MATERIALS PROVIDED ->
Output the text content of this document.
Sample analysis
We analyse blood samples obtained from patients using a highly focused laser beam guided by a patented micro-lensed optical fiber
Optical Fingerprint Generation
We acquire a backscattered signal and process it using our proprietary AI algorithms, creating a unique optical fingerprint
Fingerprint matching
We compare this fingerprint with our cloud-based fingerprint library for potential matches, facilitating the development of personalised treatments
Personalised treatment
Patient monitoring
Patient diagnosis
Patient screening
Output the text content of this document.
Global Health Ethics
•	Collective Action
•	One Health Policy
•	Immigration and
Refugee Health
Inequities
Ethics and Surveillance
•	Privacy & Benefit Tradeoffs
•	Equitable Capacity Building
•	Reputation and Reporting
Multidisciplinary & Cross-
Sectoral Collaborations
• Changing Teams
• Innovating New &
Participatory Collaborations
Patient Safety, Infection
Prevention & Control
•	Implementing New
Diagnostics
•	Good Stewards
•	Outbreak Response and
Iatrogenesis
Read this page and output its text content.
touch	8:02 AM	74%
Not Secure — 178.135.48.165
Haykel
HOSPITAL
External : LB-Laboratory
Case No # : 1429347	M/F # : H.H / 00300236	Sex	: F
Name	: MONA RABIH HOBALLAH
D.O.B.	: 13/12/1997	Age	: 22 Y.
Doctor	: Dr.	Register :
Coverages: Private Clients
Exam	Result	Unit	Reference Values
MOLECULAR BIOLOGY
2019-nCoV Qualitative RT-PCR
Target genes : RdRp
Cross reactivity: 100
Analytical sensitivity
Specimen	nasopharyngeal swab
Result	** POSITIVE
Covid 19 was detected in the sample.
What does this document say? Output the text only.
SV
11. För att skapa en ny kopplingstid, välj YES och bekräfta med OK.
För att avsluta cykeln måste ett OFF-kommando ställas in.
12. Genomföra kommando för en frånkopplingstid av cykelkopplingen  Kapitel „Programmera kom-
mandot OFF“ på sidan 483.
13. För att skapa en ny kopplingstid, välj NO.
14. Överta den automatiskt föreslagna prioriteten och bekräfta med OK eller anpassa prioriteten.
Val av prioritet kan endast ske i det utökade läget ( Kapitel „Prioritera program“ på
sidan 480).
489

WORK TO BE COMPLETED -> Give back exactly the lines from the one containing "What does this" through the end of the material above, and nothing else.

ANSWER TO THIS PROBLEM ->
What does this document say? Output the text only.
SV
11. För att skapa en ny kopplingstid, välj YES och bekräfta med OK.
För att avsluta cykeln måste ett OFF-kommando ställas in.
12. Genomföra kommando för en frånkopplingstid av cykelkopplingen  Kapitel „Programmera kom-
mandot OFF“ på sidan 483.
13. För att skapa en ny kopplingstid, välj NO.
14. Överta den automatiskt föreslagna prioriteten och bekräfta med OK eller anpassa prioriteten.
Val av prioritet kan endast ske i det utökade läget ( Kapitel „Prioritera program“ på
sidan 480).
489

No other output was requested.